═════ Record extracts ═════
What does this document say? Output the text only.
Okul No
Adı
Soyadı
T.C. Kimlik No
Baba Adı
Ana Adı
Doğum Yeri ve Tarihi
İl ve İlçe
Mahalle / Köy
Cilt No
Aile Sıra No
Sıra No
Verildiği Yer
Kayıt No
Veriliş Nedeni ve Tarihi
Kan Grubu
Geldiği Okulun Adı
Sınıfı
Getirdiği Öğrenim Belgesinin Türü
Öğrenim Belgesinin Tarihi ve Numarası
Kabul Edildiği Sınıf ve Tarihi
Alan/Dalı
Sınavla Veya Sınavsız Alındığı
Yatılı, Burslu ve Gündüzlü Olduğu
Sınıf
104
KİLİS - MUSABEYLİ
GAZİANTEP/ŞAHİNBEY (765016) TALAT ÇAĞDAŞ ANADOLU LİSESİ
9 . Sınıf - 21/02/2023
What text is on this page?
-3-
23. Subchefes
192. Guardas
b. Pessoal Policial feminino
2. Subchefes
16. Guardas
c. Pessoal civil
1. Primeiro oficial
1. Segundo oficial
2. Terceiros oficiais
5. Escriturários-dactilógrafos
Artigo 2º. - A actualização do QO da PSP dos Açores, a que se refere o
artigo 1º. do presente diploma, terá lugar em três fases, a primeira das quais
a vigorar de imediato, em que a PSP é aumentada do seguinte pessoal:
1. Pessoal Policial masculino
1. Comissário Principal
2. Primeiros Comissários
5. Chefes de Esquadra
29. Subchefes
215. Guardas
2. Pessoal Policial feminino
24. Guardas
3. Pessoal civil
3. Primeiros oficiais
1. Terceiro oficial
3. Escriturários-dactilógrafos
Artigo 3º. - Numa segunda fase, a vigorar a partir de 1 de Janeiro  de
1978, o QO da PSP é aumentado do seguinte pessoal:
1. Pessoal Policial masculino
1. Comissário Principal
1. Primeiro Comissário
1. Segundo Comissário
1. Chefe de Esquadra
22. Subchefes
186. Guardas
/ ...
═════
Select all lines in the listing above where the word "text" appears, and show them.

- _Worked solution_
What does this document say? Output the text only.
What text is on this page?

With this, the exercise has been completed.